[TEXT EXCERPT]
##########

Autocorrelation (ACF) is a calculated value used to represent how similar a value within a time series is to a previous value. The Statsmoldels library makes calculating autocorrelation in Python very streamlined. With a few lines of code, one can draw actionable insights about observed values in time series data.
The ACF can be used to identify trends in data and the influence of previously observed values on a current observation. The applications of the ACF are broad but most notably can be used for signal processing, weather forecasting, and securities analysis. Sometimes, you can even discover hidden trends that are anything but intuitive!
TL;DR – Finding the autocorrelation in Python for Time Series data is easy when using the statsmodels plot_acf
function as such:
import pandas as pd from matplotlib import pyplot as plt from statsmodels.graphics.tsaplots import plot_acf # Have some time series data (via pandas) data = pd.read_csv('time-series.csv') # Select relevant data, index by Date >>> data = data[['Date', 'Observations']].set_index(['Date']) # Calculate the ACF (via statsmodel) >>> plot_acf(data) # Show the data as a plot (via matplotlib) plt.show()
Introduction
Autocorrelation, also called serial correlation, is used by stock traders, meteorologists, chemists, and more to forecast future values given historic Time Series data. That’s a crucial aspect of calculating both autocorrelation and partial autocorrelations—previous data. This type of regressive analysis is used to help predict future prices within a confidence interval (typically 95%) and relates a current value to previous ones.
Autocorrelation estimates the influence of all past observed values on the currently observed value. This differs from partial autocorrelation in which only a single past observed value is measured for influence on the currently observed value.

##########

[DATASET SECTION]
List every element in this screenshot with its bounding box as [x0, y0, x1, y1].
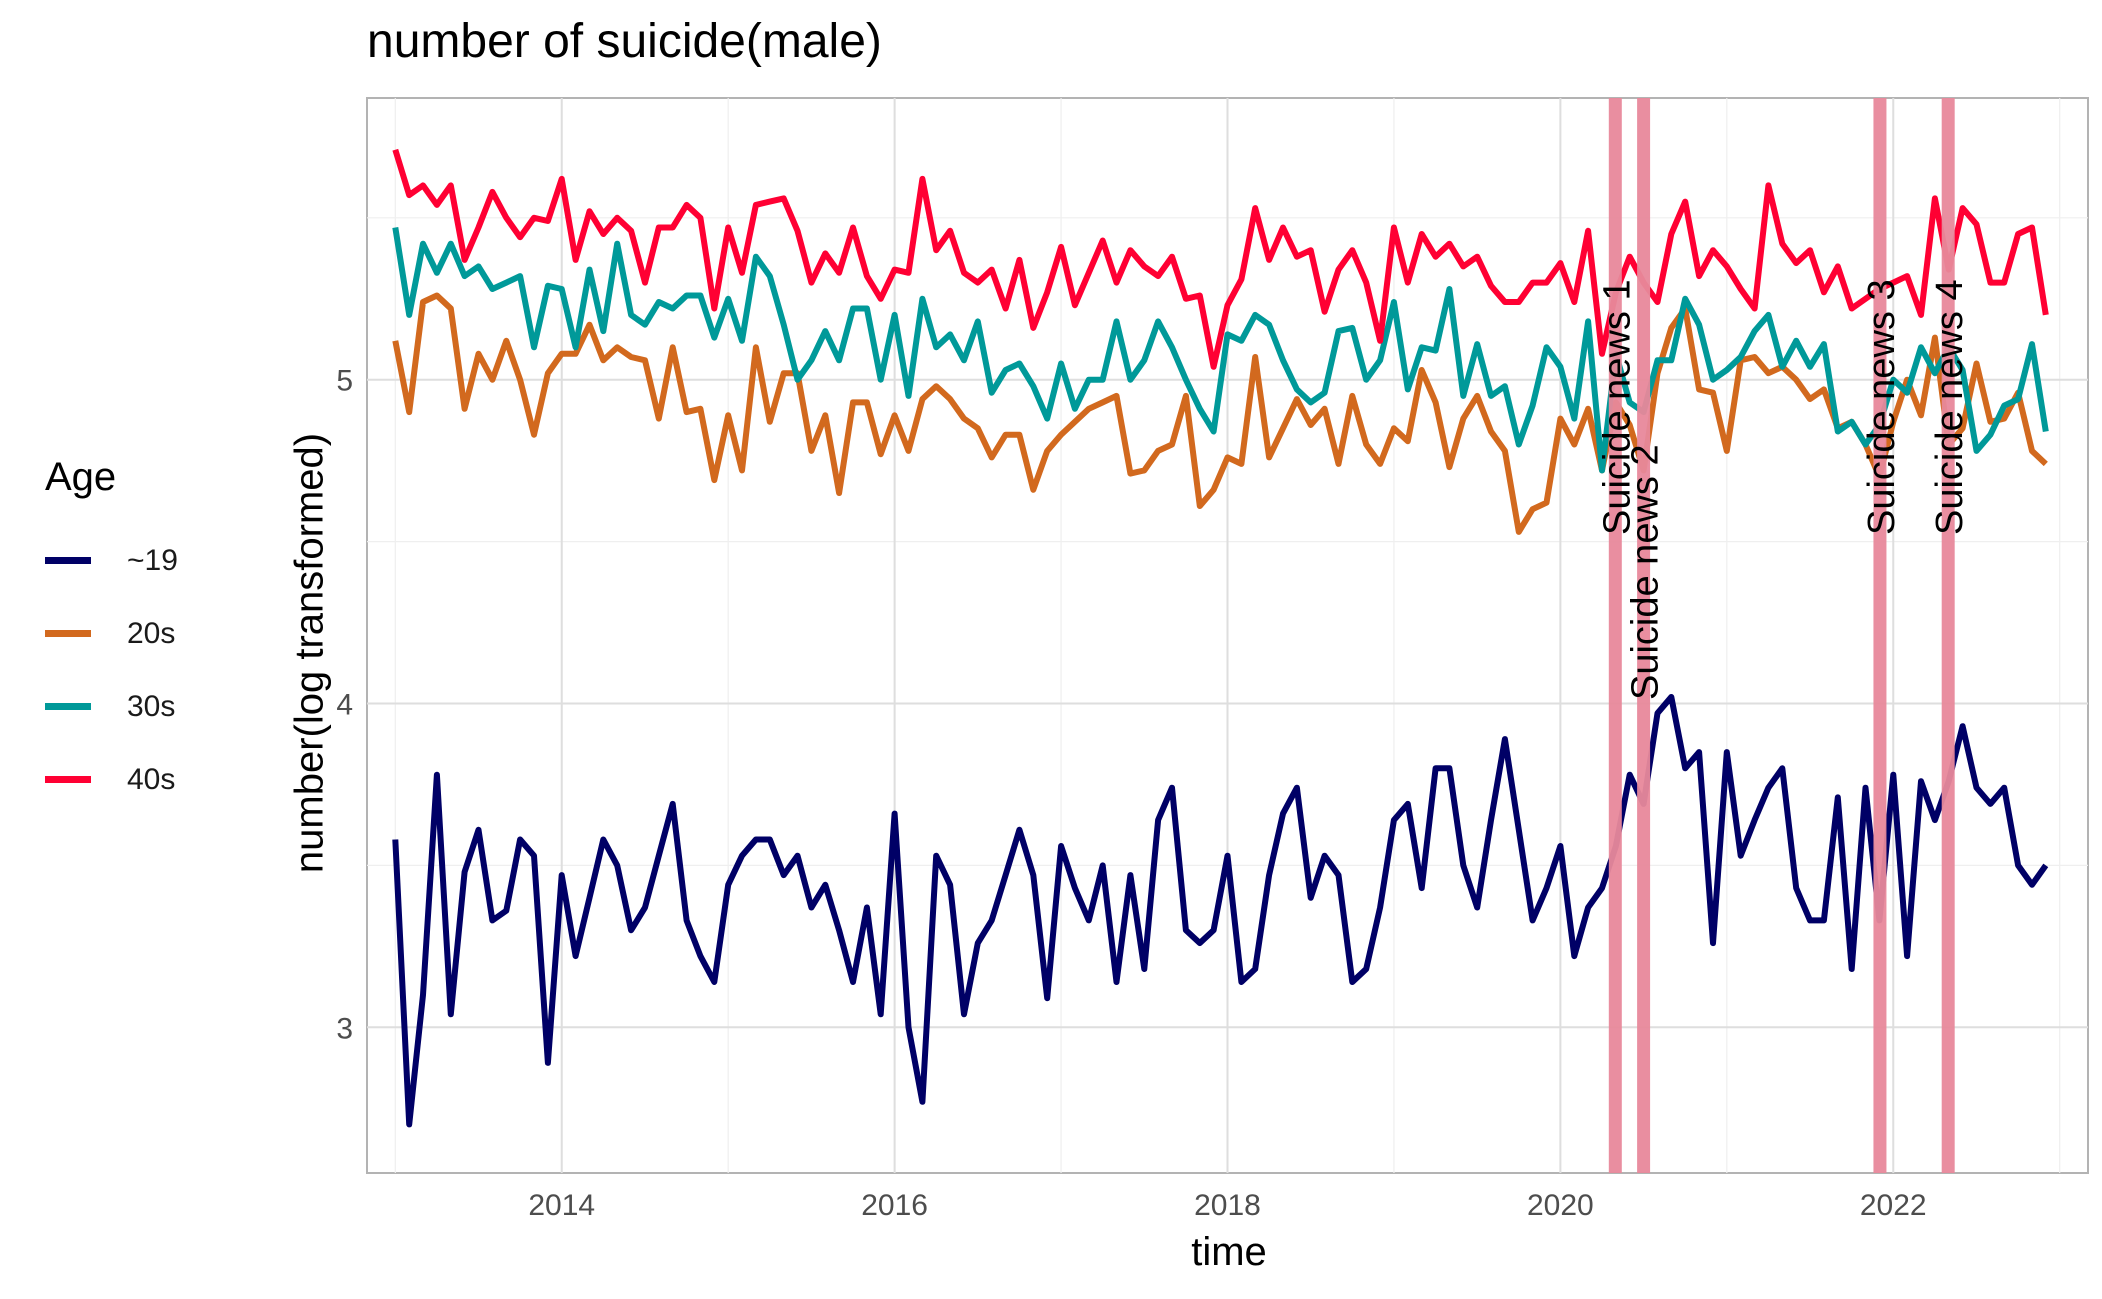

##########

[REQUIREMENTS]
1. The autocorrelation text calls previous data a crucial aspect of calculating autocorrelation and partial autocorrelations. Using the text's reasoning, explain why.
2. In the autocorrelation text, swap "ACF" for "autocorrelation function" in everything from "Autocorrelation (ACF) is" down to "anything but intuitive!".

[ANSWERS BY TASK]
1. Autocorrelation is used to forecast future values from historic time series data. This regressive analysis relates a current value to previous ones to predict future values within a confidence interval, so it depends on previous data.

2.
Autocorrelation (autocorrelation function) is a calculated value used to represent how similar a value within a time series is to a previous value. The Statsmoldels library makes calculating autocorrelation in Python very streamlined. With a few lines of code, one can draw actionable insights about observed values in time series data.
The autocorrelation function can be used to identify trends in data and the influence of previously observed values on a current observation. The applications of the autocorrelation function are broad but most notably can be used for signal processing, weather forecasting, and securities analysis. Sometimes, you can even discover hidden trends that are anything but intuitive!